◆ **Exercise directions**
Please transcribe the records precisely; pictures stay out of your copy.

◆ **Material**
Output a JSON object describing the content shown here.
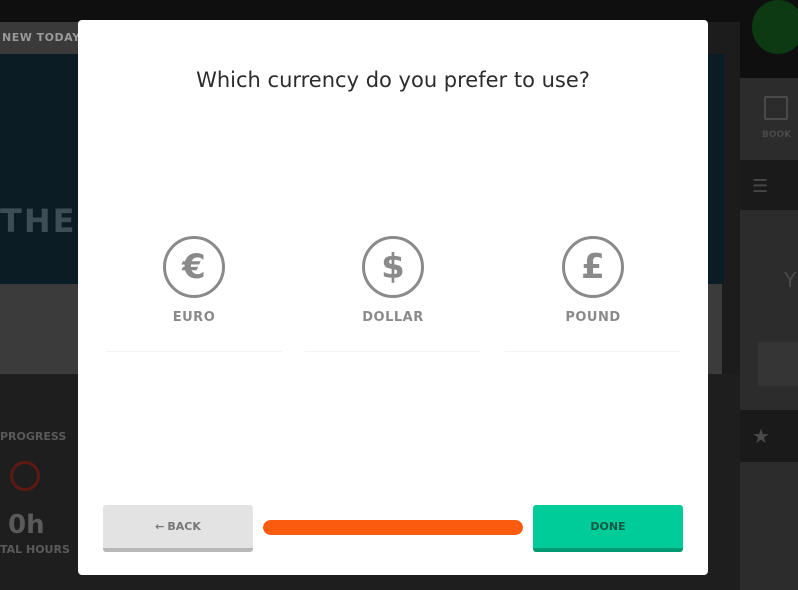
{
  "background": {
    "tag": "NEW TODAY",
    "hero_text": "THE N",
    "progress_label": "PROGRESS",
    "hours": "0h",
    "total_hours_label": "TAL HOURS",
    "book_label": "BOOK",
    "side_text": "Y"
  },
  "modal": {
    "title": "Which currency do you prefer to use?",
    "options": [
      {
        "symbol": "€",
        "label": "EURO",
        "icon": "euro-icon"
      },
      {
        "symbol": "$",
        "label": "DOLLAR",
        "icon": "dollar-icon"
      },
      {
        "symbol": "£",
        "label": "POUND",
        "icon": "pound-icon"
      }
    ],
    "back_label": "BACK",
    "back_arrow": "🡐",
    "done_label": "DONE",
    "progress": 1.0
  },
  "colors": {
    "accent_progress": "#fa5b0f",
    "done_button": "#00cc9a",
    "icon_gray": "#8a8a8a"
  }
}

◆ **Solution below**
Output a JSON object describing the content shown here.
{
  "background": {
    "tag": "NEW TODAY",
    "hero_text": "THE N",
    "progress_label": "PROGRESS",
    "hours": "0h",
    "total_hours_label": "TAL HOURS",
    "book_label": "BOOK",
    "side_text": "Y"
  },
  "modal": {
    "title": "Which currency do you prefer to use?",
    "options": [
      {
        "symbol": "€",
        "label": "EURO",
        "icon": "euro-icon"
      },
      {
        "symbol": "$",
        "label": "DOLLAR",
        "icon": "dollar-icon"
      },
      {
        "symbol": "£",
        "label": "POUND",
        "icon": "pound-icon"
      }
    ],
    "back_label": "BACK",
    "back_arrow": "🡐",
    "done_label": "DONE",
    "progress": 1.0
  },
  "colors": {
    "accent_progress": "#fa5b0f",
    "done_button": "#00cc9a",
    "icon_gray": "#8a8a8a"
  }
}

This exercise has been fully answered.